§ **WORK TO COMPLETE**
Tally the lines containing "title" and report the number alone.

§ **RECORDS FOR THE TASK**
------------------------------

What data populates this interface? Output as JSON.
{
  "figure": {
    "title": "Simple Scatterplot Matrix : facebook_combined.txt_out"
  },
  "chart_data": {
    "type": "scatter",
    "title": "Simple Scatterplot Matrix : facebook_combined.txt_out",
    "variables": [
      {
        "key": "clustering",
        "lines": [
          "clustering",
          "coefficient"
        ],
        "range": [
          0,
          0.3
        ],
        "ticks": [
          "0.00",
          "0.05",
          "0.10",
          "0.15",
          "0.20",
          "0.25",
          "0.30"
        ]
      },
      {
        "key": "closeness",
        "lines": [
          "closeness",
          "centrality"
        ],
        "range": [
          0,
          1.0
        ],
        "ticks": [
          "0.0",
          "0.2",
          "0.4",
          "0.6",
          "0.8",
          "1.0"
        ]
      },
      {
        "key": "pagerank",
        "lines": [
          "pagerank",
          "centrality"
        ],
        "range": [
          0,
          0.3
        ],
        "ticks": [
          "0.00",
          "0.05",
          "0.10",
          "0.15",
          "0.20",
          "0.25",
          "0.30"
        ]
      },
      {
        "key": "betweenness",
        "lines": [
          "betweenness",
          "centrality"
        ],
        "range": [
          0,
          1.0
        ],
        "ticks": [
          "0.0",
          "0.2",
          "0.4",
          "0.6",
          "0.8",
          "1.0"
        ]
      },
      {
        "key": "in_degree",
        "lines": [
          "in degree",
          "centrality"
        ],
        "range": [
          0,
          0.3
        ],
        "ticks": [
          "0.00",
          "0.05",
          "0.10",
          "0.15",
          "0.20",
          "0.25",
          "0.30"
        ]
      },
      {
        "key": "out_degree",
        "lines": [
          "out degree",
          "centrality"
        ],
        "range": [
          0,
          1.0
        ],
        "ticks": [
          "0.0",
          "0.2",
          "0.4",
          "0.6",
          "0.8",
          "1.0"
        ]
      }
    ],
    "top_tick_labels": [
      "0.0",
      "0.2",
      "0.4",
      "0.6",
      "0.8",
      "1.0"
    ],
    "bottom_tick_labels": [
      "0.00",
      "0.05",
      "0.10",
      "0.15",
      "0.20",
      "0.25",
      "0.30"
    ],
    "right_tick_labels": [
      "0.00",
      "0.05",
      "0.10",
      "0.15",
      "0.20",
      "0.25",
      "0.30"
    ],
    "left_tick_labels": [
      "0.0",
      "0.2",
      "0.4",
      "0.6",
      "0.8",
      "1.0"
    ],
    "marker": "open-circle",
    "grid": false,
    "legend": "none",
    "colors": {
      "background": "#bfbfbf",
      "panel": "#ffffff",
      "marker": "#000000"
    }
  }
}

------------------------------

§ **SOLUTION FOR THIS EXERCISE**
2